◆ SHORT EXERCISE:
Provide the data again in its entirety, exactly as given.

◆ RECORDS SHOWN:
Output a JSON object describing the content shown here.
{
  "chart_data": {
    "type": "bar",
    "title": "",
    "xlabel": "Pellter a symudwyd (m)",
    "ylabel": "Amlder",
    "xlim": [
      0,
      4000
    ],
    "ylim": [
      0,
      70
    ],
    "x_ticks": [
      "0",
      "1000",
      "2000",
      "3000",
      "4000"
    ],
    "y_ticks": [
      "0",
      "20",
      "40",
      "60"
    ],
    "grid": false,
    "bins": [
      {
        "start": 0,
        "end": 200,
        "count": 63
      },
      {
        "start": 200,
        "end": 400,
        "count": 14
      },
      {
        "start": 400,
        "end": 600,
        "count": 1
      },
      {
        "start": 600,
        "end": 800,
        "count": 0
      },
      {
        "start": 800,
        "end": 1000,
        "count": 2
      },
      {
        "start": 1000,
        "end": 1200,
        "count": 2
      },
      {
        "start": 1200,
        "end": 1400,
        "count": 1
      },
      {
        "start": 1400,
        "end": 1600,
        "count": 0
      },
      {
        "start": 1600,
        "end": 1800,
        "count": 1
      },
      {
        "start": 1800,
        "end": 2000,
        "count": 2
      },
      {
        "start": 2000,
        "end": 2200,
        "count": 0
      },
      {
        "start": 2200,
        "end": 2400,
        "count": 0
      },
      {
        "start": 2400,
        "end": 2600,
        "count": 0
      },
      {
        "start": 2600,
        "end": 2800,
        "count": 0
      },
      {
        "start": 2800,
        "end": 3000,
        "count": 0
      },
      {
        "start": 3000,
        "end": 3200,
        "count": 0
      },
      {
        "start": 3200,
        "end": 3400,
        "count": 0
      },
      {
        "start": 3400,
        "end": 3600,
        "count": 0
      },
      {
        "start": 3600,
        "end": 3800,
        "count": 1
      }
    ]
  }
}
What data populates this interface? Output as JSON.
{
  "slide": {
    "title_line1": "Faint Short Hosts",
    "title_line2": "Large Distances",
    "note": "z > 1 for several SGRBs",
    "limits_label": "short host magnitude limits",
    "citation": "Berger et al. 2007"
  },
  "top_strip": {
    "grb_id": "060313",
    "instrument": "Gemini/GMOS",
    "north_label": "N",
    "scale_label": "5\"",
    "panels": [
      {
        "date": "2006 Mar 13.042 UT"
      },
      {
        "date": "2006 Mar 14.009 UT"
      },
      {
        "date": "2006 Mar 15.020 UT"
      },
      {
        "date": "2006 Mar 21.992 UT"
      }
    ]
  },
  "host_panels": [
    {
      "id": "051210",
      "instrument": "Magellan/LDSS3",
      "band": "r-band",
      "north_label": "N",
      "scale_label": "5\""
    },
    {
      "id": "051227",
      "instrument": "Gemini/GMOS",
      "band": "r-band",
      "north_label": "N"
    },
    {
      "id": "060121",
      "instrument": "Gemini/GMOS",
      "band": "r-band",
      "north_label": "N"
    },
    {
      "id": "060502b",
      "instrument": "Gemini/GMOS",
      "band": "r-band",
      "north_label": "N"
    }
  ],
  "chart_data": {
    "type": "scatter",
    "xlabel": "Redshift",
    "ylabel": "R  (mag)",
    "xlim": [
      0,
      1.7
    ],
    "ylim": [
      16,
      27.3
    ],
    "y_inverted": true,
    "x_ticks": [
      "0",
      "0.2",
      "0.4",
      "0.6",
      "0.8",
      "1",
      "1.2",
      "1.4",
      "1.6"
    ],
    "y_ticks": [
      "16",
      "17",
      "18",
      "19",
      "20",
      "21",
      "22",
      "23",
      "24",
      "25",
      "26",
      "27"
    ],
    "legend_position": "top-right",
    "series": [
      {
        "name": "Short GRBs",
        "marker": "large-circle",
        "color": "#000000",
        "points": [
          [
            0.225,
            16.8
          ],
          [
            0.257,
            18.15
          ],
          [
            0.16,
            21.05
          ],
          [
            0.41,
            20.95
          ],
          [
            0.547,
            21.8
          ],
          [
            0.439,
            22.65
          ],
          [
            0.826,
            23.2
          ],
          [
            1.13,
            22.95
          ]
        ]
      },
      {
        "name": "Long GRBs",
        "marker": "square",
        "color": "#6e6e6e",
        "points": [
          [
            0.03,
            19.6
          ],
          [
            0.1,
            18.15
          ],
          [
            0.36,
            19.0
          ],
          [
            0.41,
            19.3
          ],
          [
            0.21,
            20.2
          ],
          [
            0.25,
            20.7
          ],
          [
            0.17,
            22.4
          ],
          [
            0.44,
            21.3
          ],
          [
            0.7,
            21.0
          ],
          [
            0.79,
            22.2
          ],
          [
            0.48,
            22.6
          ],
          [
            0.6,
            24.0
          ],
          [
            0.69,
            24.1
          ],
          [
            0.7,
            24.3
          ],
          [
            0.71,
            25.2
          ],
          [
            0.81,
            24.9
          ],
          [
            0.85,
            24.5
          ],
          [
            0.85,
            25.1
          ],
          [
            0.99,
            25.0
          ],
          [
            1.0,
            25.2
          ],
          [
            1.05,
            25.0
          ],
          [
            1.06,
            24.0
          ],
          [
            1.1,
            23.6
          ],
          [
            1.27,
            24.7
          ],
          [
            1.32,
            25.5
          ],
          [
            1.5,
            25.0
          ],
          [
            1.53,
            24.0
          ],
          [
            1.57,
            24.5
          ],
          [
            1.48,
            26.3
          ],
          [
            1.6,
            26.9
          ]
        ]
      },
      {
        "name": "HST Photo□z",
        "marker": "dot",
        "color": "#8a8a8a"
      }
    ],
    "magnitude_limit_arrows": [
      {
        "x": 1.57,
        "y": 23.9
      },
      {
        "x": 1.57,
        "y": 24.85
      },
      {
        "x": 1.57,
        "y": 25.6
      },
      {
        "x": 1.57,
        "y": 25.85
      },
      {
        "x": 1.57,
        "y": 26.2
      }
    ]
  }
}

◆ ANSWER FOR THE TASK:
Output a JSON object describing the content shown here.
{
  "chart_data": {
    "type": "bar",
    "title": "",
    "xlabel": "Pellter a symudwyd (m)",
    "ylabel": "Amlder",
    "xlim": [
      0,
      4000
    ],
    "ylim": [
      0,
      70
    ],
    "x_ticks": [
      "0",
      "1000",
      "2000",
      "3000",
      "4000"
    ],
    "y_ticks": [
      "0",
      "20",
      "40",
      "60"
    ],
    "grid": false,
    "bins": [
      {
        "start": 0,
        "end": 200,
        "count": 63
      },
      {
        "start": 200,
        "end": 400,
        "count": 14
      },
      {
        "start": 400,
        "end": 600,
        "count": 1
      },
      {
        "start": 600,
        "end": 800,
        "count": 0
      },
      {
        "start": 800,
        "end": 1000,
        "count": 2
      },
      {
        "start": 1000,
        "end": 1200,
        "count": 2
      },
      {
        "start": 1200,
        "end": 1400,
        "count": 1
      },
      {
        "start": 1400,
        "end": 1600,
        "count": 0
      },
      {
        "start": 1600,
        "end": 1800,
        "count": 1
      },
      {
        "start": 1800,
        "end": 2000,
        "count": 2
      },
      {
        "start": 2000,
        "end": 2200,
        "count": 0
      },
      {
        "start": 2200,
        "end": 2400,
        "count": 0
      },
      {
        "start": 2400,
        "end": 2600,
        "count": 0
      },
      {
        "start": 2600,
        "end": 2800,
        "count": 0
      },
      {
        "start": 2800,
        "end": 3000,
        "count": 0
      },
      {
        "start": 3000,
        "end": 3200,
        "count": 0
      },
      {
        "start": 3200,
        "end": 3400,
        "count": 0
      },
      {
        "start": 3400,
        "end": 3600,
        "count": 0
      },
      {
        "start": 3600,
        "end": 3800,
        "count": 1
      }
    ]
  }
}
What data populates this interface? Output as JSON.
{
  "slide": {
    "title_line1": "Faint Short Hosts",
    "title_line2": "Large Distances",
    "note": "z > 1 for several SGRBs",
    "limits_label": "short host magnitude limits",
    "citation": "Berger et al. 2007"
  },
  "top_strip": {
    "grb_id": "060313",
    "instrument": "Gemini/GMOS",
    "north_label": "N",
    "scale_label": "5\"",
    "panels": [
      {
        "date": "2006 Mar 13.042 UT"
      },
      {
        "date": "2006 Mar 14.009 UT"
      },
      {
        "date": "2006 Mar 15.020 UT"
      },
      {
        "date": "2006 Mar 21.992 UT"
      }
    ]
  },
  "host_panels": [
    {
      "id": "051210",
      "instrument": "Magellan/LDSS3",
      "band": "r-band",
      "north_label": "N",
      "scale_label": "5\""
    },
    {
      "id": "051227",
      "instrument": "Gemini/GMOS",
      "band": "r-band",
      "north_label": "N"
    },
    {
      "id": "060121",
      "instrument": "Gemini/GMOS",
      "band": "r-band",
      "north_label": "N"
    },
    {
      "id": "060502b",
      "instrument": "Gemini/GMOS",
      "band": "r-band",
      "north_label": "N"
    }
  ],
  "chart_data": {
    "type": "scatter",
    "xlabel": "Redshift",
    "ylabel": "R  (mag)",
    "xlim": [
      0,
      1.7
    ],
    "ylim": [
      16,
      27.3
    ],
    "y_inverted": true,
    "x_ticks": [
      "0",
      "0.2",
      "0.4",
      "0.6",
      "0.8",
      "1",
      "1.2",
      "1.4",
      "1.6"
    ],
    "y_ticks": [
      "16",
      "17",
      "18",
      "19",
      "20",
      "21",
      "22",
      "23",
      "24",
      "25",
      "26",
      "27"
    ],
    "legend_position": "top-right",
    "series": [
      {
        "name": "Short GRBs",
        "marker": "large-circle",
        "color": "#000000",
        "points": [
          [
            0.225,
            16.8
          ],
          [
            0.257,
            18.15
          ],
          [
            0.16,
            21.05
          ],
          [
            0.41,
            20.95
          ],
          [
            0.547,
            21.8
          ],
          [
            0.439,
            22.65
          ],
          [
            0.826,
            23.2
          ],
          [
            1.13,
            22.95
          ]
        ]
      },
      {
        "name": "Long GRBs",
        "marker": "square",
        "color": "#6e6e6e",
        "points": [
          [
            0.03,
            19.6
          ],
          [
            0.1,
            18.15
          ],
          [
            0.36,
            19.0
          ],
          [
            0.41,
            19.3
          ],
          [
            0.21,
            20.2
          ],
          [
            0.25,
            20.7
          ],
          [
            0.17,
            22.4
          ],
          [
            0.44,
            21.3
          ],
          [
            0.7,
            21.0
          ],
          [
            0.79,
            22.2
          ],
          [
            0.48,
            22.6
          ],
          [
            0.6,
            24.0
          ],
          [
            0.69,
            24.1
          ],
          [
            0.7,
            24.3
          ],
          [
            0.71,
            25.2
          ],
          [
            0.81,
            24.9
          ],
          [
            0.85,
            24.5
          ],
          [
            0.85,
            25.1
          ],
          [
            0.99,
            25.0
          ],
          [
            1.0,
            25.2
          ],
          [
            1.05,
            25.0
          ],
          [
            1.06,
            24.0
          ],
          [
            1.1,
            23.6
          ],
          [
            1.27,
            24.7
          ],
          [
            1.32,
            25.5
          ],
          [
            1.5,
            25.0
          ],
          [
            1.53,
            24.0
          ],
          [
            1.57,
            24.5
          ],
          [
            1.48,
            26.3
          ],
          [
            1.6,
            26.9
          ]
        ]
      },
      {
        "name": "HST Photo□z",
        "marker": "dot",
        "color": "#8a8a8a"
      }
    ],
    "magnitude_limit_arrows": [
      {
        "x": 1.57,
        "y": 23.9
      },
      {
        "x": 1.57,
        "y": 24.85
      },
      {
        "x": 1.57,
        "y": 25.6
      },
      {
        "x": 1.57,
        "y": 25.85
      },
      {
        "x": 1.57,
        "y": 26.2
      }
    ]
  }
}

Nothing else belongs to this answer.